## Directions for this task
Copy each line of the records below word for word, omitting the pictures.

* start *

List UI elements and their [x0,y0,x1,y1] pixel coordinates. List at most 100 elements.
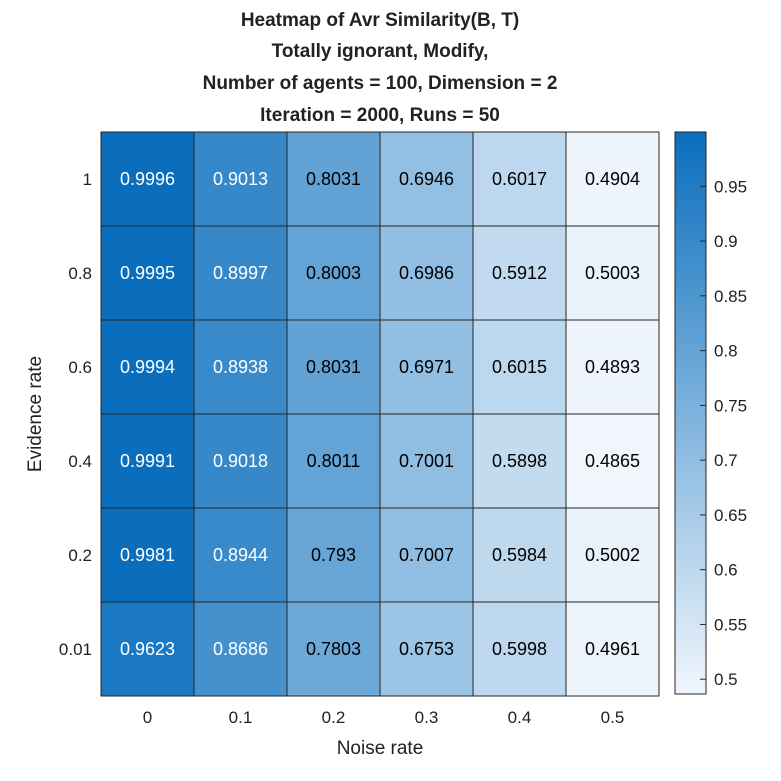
heatmap-cell [565,225,660,321]
heatmap-cell [286,413,381,509]
cell-value-label: 0.7803 [306,639,361,659]
heatmap-cell [379,131,474,227]
y-tick-label: 0.8 [68,264,92,283]
cell-value-label: 0.9996 [120,169,175,189]
heatmap-cell [286,131,381,227]
chart-title: Heatmap of Avr Similarity(B, T) Totally … [203,10,558,126]
colorbar-tick-label: 0.55 [714,615,747,634]
heatmap-cell [565,131,660,227]
x-tick-label: 0 [143,708,152,727]
heatmap-cell [100,601,195,697]
cell-value-label: 0.793 [311,545,356,565]
heatmap-cell [193,319,288,415]
colorbar: 0.5 0.55 0.6 0.65 0.7 0.75 0.8 0.85 0.9 0.95 [674,131,747,695]
cell-value-label: 0.6753 [399,639,454,659]
cell-value-label: 0.8003 [306,263,361,283]
heatmap-cell [100,507,195,603]
heatmap-cell [379,413,474,509]
colorbar-tick-label: 0.5 [714,670,738,689]
colorbar-tick-label: 0.9 [714,232,738,251]
colorbar-tick-label: 0.8 [714,342,738,361]
y-tick-label: 0.4 [68,452,92,471]
x-axis-ticks: 0 0.1 0.2 0.3 0.4 0.5 [143,708,625,727]
heatmap-cell [100,413,195,509]
title-line-3: Number of agents = 100, Dimension = 2 [203,73,558,94]
y-axis-label: Evidence rate [25,356,46,472]
x-tick-label: 0.4 [508,708,532,727]
heatmap-cell [472,131,567,227]
colorbar-tick-label: 0.95 [714,177,747,196]
y-tick-label: 0.6 [68,358,92,377]
heatmap-cell [286,507,381,603]
heatmap-cell [193,131,288,227]
y-axis-ticks: 1 0.8 0.6 0.4 0.2 0.01 [59,170,92,659]
cell-value-label: 0.4893 [585,357,640,377]
cell-value-label: 0.5002 [585,545,640,565]
x-tick-label: 0.2 [322,708,346,727]
x-tick-label: 0.1 [229,708,253,727]
cell-value-label: 0.8686 [213,639,268,659]
cell-value-label: 0.8938 [213,357,268,377]
heatmap-cell [379,225,474,321]
y-tick-label: 0.01 [59,640,92,659]
x-tick-label: 0.5 [601,708,625,727]
cell-value-label: 0.7007 [399,545,454,565]
cell-value-label: 0.5984 [492,545,547,565]
cell-value-label: 0.8031 [306,357,361,377]
heatmap-cell [472,413,567,509]
title-line-2: Totally ignorant, Modify, [272,41,489,62]
heatmap-cell [193,413,288,509]
heatmap-cell [193,225,288,321]
cell-value-label: 0.5912 [492,263,547,283]
cell-value-label: 0.4865 [585,451,640,471]
colorbar-tick-label: 0.7 [714,451,738,470]
cell-value-label: 0.9623 [120,639,175,659]
cell-value-label: 0.8031 [306,169,361,189]
x-tick-label: 0.3 [415,708,439,727]
cell-value-label: 0.5898 [492,451,547,471]
cell-value-label: 0.8011 [307,451,361,471]
cell-value-label: 0.5003 [585,263,640,283]
colorbar-tick-label: 0.65 [714,506,747,525]
title-line-4: Iteration = 2000, Runs = 50 [260,105,500,126]
cell-value-label: 0.6017 [492,169,547,189]
x-axis-label: Noise rate [337,738,424,759]
colorbar-tick-label: 0.85 [714,287,747,306]
cell-value-label: 0.8997 [213,263,268,283]
cell-value-label: 0.9018 [213,451,268,471]
colorbar-ticks: 0.5 0.55 0.6 0.65 0.7 0.75 0.8 0.85 0.9 0.95 [700,177,747,689]
cell-value-label: 0.7001 [399,451,454,471]
heatmap-cells: 0.9996 0.9013 0.8031 0.6946 0.6017 0.4904 0.99… [100,131,660,697]
heatmap-cell [100,131,195,227]
cell-value-label: 0.5998 [492,639,547,659]
cell-value-label: 0.9981 [120,545,175,565]
cell-value-label: 0.6971 [399,357,454,377]
colorbar-tick-label: 0.6 [714,561,738,580]
cell-value-label: 0.9013 [213,169,268,189]
heatmap-cell [472,601,567,697]
heatmap-cell [565,319,660,415]
colorbar-tick-label: 0.75 [714,396,747,415]
heatmap-cell [379,507,474,603]
cell-value-label: 0.9995 [120,263,175,283]
heatmap-cell [472,507,567,603]
cell-value-label: 0.4961 [585,639,640,659]
heatmap-cell [472,319,567,415]
heatmap-cell [100,319,195,415]
cell-value-label: 0.9991 [120,451,175,471]
y-tick-label: 0.2 [68,546,92,565]
cell-value-label: 0.6946 [399,169,454,189]
heatmap-cell [379,319,474,415]
heatmap-cell [565,601,660,697]
cell-value-label: 0.9994 [120,357,175,377]
cell-value-label: 0.8944 [213,545,268,565]
cell-value-label: 0.6015 [492,357,547,377]
heatmap-cell [286,319,381,415]
heatmap-cell [565,507,660,603]
colorbar-gradient [674,131,707,695]
title-line-1: Heatmap of Avr Similarity(B, T) [241,10,519,31]
cell-value-label: 0.6986 [399,263,454,283]
cell-value-label: 0.4904 [585,169,640,189]
heatmap-cell [379,601,474,697]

* end *

## The completed task
List UI elements and their [x0,y0,x1,y1] pixel coordinates. List at most 100 elements.
heatmap-cell [565,225,660,321]
heatmap-cell [286,413,381,509]
cell-value-label: 0.7803 [306,639,361,659]
heatmap-cell [379,131,474,227]
y-tick-label: 0.8 [68,264,92,283]
cell-value-label: 0.9996 [120,169,175,189]
heatmap-cell [286,131,381,227]
chart-title: Heatmap of Avr Similarity(B, T) Totally … [203,10,558,126]
colorbar-tick-label: 0.55 [714,615,747,634]
heatmap-cell [565,131,660,227]
x-tick-label: 0 [143,708,152,727]
heatmap-cell [100,601,195,697]
cell-value-label: 0.793 [311,545,356,565]
heatmap-cell [193,319,288,415]
colorbar: 0.5 0.55 0.6 0.65 0.7 0.75 0.8 0.85 0.9 0.95 [674,131,747,695]
cell-value-label: 0.6753 [399,639,454,659]
cell-value-label: 0.8003 [306,263,361,283]
heatmap-cell [100,507,195,603]
heatmap-cell [379,413,474,509]
colorbar-tick-label: 0.5 [714,670,738,689]
colorbar-tick-label: 0.9 [714,232,738,251]
colorbar-tick-label: 0.8 [714,342,738,361]
y-tick-label: 0.4 [68,452,92,471]
x-axis-ticks: 0 0.1 0.2 0.3 0.4 0.5 [143,708,625,727]
heatmap-cell [100,413,195,509]
title-line-3: Number of agents = 100, Dimension = 2 [203,73,558,94]
y-axis-label: Evidence rate [25,356,46,472]
x-tick-label: 0.4 [508,708,532,727]
heatmap-cell [472,131,567,227]
colorbar-tick-label: 0.95 [714,177,747,196]
y-tick-label: 0.6 [68,358,92,377]
heatmap-cell [286,507,381,603]
heatmap-cell [193,131,288,227]
y-axis-ticks: 1 0.8 0.6 0.4 0.2 0.01 [59,170,92,659]
cell-value-label: 0.4893 [585,357,640,377]
cell-value-label: 0.5002 [585,545,640,565]
x-tick-label: 0.2 [322,708,346,727]
x-tick-label: 0.1 [229,708,253,727]
cell-value-label: 0.8686 [213,639,268,659]
cell-value-label: 0.8938 [213,357,268,377]
heatmap-cell [379,225,474,321]
y-tick-label: 0.01 [59,640,92,659]
x-tick-label: 0.5 [601,708,625,727]
cell-value-label: 0.7007 [399,545,454,565]
cell-value-label: 0.5984 [492,545,547,565]
cell-value-label: 0.8031 [306,357,361,377]
heatmap-cell [472,413,567,509]
title-line-2: Totally ignorant, Modify, [272,41,489,62]
heatmap-cell [193,413,288,509]
heatmap-cell [193,225,288,321]
cell-value-label: 0.5912 [492,263,547,283]
cell-value-label: 0.4865 [585,451,640,471]
colorbar-tick-label: 0.7 [714,451,738,470]
cell-value-label: 0.9623 [120,639,175,659]
cell-value-label: 0.8031 [306,169,361,189]
x-tick-label: 0.3 [415,708,439,727]
cell-value-label: 0.5898 [492,451,547,471]
cell-value-label: 0.8011 [307,451,361,471]
cell-value-label: 0.5003 [585,263,640,283]
colorbar-tick-label: 0.65 [714,506,747,525]
title-line-4: Iteration = 2000, Runs = 50 [260,105,500,126]
cell-value-label: 0.6017 [492,169,547,189]
x-axis-label: Noise rate [337,738,424,759]
colorbar-tick-label: 0.85 [714,287,747,306]
cell-value-label: 0.8997 [213,263,268,283]
cell-value-label: 0.9018 [213,451,268,471]
colorbar-ticks: 0.5 0.55 0.6 0.65 0.7 0.75 0.8 0.85 0.9 0.95 [700,177,747,689]
cell-value-label: 0.7001 [399,451,454,471]
heatmap-cells: 0.9996 0.9013 0.8031 0.6946 0.6017 0.4904 0.99… [100,131,660,697]
heatmap-cell [100,131,195,227]
cell-value-label: 0.5998 [492,639,547,659]
cell-value-label: 0.9981 [120,545,175,565]
cell-value-label: 0.6971 [399,357,454,377]
colorbar-tick-label: 0.6 [714,561,738,580]
cell-value-label: 0.9013 [213,169,268,189]
heatmap-cell [472,601,567,697]
heatmap-cell [565,319,660,415]
colorbar-tick-label: 0.75 [714,396,747,415]
heatmap-cell [379,507,474,603]
cell-value-label: 0.9995 [120,263,175,283]
heatmap-cell [472,507,567,603]
cell-value-label: 0.4961 [585,639,640,659]
heatmap-cell [472,319,567,415]
heatmap-cell [100,319,195,415]
cell-value-label: 0.9991 [120,451,175,471]
y-tick-label: 0.2 [68,546,92,565]
cell-value-label: 0.6946 [399,169,454,189]
heatmap-cell [379,319,474,415]
heatmap-cell [565,601,660,697]
cell-value-label: 0.9994 [120,357,175,377]
cell-value-label: 0.8944 [213,545,268,565]
cell-value-label: 0.6015 [492,357,547,377]
heatmap-cell [286,319,381,415]
heatmap-cell [565,507,660,603]
colorbar-gradient [674,131,707,695]
title-line-1: Heatmap of Avr Similarity(B, T) [241,10,519,31]
cell-value-label: 0.6986 [399,263,454,283]
cell-value-label: 0.4904 [585,169,640,189]
heatmap-cell [379,601,474,697]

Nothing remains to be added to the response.